GIVEN PROBLEM: Search the listing for "type" and copy every line where it appears.

━━━━

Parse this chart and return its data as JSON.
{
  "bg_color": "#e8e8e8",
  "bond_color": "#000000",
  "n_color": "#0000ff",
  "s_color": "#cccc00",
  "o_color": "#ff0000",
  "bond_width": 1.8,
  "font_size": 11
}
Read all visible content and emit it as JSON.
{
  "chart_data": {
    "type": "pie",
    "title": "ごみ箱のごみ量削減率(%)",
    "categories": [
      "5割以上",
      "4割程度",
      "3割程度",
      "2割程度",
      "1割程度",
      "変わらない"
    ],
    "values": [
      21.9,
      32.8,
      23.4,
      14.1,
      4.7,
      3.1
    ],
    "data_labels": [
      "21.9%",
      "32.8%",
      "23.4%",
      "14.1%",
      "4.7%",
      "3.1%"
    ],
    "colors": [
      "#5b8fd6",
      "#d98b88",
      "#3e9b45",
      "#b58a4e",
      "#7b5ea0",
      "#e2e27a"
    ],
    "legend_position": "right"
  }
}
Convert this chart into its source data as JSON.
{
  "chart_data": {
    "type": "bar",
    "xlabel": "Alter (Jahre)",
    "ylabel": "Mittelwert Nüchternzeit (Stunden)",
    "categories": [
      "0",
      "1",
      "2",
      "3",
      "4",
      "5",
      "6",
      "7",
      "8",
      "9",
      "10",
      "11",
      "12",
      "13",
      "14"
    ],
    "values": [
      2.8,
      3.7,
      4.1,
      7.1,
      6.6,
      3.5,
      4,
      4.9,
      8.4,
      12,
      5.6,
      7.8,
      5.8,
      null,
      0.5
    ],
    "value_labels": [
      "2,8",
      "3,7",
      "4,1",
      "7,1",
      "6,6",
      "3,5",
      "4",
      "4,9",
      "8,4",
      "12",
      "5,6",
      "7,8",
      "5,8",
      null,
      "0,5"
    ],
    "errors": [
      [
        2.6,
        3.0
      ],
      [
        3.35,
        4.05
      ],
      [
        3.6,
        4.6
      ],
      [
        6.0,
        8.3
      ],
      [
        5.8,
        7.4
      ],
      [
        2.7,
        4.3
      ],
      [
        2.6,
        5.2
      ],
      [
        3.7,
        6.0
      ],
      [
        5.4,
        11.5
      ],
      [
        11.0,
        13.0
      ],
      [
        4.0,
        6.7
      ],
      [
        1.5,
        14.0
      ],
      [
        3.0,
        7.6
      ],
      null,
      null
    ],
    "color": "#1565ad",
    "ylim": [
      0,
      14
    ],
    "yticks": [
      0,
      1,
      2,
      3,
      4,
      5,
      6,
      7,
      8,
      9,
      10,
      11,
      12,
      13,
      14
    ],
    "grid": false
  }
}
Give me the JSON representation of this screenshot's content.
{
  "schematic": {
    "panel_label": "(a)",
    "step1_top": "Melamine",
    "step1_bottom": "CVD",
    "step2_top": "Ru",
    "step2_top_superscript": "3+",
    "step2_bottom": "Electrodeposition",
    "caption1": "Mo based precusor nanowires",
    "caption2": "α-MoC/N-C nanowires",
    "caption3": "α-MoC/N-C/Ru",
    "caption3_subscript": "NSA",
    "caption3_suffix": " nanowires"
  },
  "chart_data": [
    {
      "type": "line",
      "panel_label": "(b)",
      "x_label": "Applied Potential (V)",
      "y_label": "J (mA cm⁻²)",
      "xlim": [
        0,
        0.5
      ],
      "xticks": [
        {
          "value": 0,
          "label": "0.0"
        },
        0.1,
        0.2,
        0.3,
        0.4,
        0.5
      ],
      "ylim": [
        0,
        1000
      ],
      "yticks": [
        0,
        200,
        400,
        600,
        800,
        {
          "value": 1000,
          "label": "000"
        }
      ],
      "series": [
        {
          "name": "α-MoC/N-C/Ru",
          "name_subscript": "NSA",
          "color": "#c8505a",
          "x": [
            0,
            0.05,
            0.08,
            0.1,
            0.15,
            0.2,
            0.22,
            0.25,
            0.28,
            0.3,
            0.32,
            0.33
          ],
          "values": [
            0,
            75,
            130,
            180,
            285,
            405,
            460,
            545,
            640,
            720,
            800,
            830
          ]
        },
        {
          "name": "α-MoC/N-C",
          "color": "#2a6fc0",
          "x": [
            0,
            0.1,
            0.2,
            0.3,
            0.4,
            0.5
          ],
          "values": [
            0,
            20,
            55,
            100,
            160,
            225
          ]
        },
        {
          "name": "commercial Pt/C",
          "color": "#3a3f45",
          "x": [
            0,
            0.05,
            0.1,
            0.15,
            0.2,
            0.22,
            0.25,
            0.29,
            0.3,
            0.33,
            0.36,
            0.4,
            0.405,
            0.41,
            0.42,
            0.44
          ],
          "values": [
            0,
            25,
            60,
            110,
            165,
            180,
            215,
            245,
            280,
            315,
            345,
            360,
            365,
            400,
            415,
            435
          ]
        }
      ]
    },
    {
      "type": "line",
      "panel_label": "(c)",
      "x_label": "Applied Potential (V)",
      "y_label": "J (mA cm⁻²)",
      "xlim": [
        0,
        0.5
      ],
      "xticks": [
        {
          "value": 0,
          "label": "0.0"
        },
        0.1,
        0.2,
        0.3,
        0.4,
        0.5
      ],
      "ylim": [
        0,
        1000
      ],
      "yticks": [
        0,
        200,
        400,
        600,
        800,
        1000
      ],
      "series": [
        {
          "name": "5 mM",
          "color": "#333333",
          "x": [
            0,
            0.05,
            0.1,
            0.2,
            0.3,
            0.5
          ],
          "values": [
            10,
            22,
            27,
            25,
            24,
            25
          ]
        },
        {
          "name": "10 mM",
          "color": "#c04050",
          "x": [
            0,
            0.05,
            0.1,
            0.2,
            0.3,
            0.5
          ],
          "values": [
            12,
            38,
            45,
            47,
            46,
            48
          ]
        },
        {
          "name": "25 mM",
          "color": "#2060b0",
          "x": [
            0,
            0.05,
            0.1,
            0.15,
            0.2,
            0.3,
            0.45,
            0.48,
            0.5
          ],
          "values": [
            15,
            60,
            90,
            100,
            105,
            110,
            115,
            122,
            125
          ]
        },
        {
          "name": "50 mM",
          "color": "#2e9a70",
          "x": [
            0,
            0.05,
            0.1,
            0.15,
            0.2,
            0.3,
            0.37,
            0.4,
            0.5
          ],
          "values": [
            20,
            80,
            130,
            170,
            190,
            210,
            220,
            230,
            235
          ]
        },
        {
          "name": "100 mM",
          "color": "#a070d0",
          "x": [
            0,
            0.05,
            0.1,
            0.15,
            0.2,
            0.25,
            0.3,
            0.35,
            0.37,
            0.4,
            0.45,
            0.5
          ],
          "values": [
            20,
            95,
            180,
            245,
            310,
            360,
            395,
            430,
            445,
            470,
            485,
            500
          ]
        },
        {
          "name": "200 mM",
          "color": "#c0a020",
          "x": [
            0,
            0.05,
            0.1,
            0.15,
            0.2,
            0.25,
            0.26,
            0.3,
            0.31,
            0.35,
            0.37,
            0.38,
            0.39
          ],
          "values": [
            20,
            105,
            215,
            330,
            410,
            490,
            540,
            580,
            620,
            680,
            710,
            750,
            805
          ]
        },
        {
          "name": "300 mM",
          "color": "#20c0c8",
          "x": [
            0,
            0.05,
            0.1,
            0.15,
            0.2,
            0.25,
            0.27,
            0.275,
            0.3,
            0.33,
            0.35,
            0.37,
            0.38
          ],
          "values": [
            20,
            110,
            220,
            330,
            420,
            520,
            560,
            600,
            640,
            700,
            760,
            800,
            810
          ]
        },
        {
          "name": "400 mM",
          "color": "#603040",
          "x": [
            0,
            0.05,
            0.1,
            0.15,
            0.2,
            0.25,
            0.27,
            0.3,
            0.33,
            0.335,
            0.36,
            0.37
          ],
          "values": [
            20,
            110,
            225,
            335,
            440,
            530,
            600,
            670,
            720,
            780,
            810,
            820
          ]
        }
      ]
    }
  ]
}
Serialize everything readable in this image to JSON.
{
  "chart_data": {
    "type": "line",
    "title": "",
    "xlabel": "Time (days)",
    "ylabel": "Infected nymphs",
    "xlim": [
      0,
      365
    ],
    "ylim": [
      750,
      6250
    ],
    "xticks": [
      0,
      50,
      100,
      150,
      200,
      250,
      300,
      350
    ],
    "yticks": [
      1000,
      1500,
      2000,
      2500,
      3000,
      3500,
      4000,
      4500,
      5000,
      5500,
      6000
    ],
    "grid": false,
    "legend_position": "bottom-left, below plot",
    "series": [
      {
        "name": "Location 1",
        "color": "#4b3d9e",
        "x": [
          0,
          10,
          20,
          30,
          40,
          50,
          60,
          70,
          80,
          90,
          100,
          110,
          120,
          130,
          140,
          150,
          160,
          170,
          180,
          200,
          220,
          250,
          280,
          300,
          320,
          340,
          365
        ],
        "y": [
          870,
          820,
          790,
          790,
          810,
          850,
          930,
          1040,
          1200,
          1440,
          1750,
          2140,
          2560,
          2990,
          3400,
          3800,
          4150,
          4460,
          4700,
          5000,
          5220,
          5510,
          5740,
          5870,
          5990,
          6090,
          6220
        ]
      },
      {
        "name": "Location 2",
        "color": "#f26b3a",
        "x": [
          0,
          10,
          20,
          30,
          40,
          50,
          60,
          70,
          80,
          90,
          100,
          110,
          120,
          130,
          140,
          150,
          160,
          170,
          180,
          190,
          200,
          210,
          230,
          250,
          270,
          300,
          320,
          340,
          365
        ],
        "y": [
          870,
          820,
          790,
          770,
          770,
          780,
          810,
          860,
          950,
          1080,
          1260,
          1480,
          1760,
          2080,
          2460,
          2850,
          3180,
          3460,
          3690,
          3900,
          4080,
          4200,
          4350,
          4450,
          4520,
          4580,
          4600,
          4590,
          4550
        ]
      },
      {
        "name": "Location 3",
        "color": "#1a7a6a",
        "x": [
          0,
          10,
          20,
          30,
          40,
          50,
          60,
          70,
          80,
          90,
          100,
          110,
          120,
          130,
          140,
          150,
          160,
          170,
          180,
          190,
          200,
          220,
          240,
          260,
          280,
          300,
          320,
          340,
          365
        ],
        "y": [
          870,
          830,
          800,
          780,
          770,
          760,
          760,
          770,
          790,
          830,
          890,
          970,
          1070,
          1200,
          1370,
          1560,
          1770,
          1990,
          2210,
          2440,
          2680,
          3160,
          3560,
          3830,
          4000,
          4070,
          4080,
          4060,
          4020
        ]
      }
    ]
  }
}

━━━━

SOLUTION FOR THIS EXERCISE:
    "type": "pie",
    "type": "bar",
      "type": "line",
      "type": "line",
    "type": "line",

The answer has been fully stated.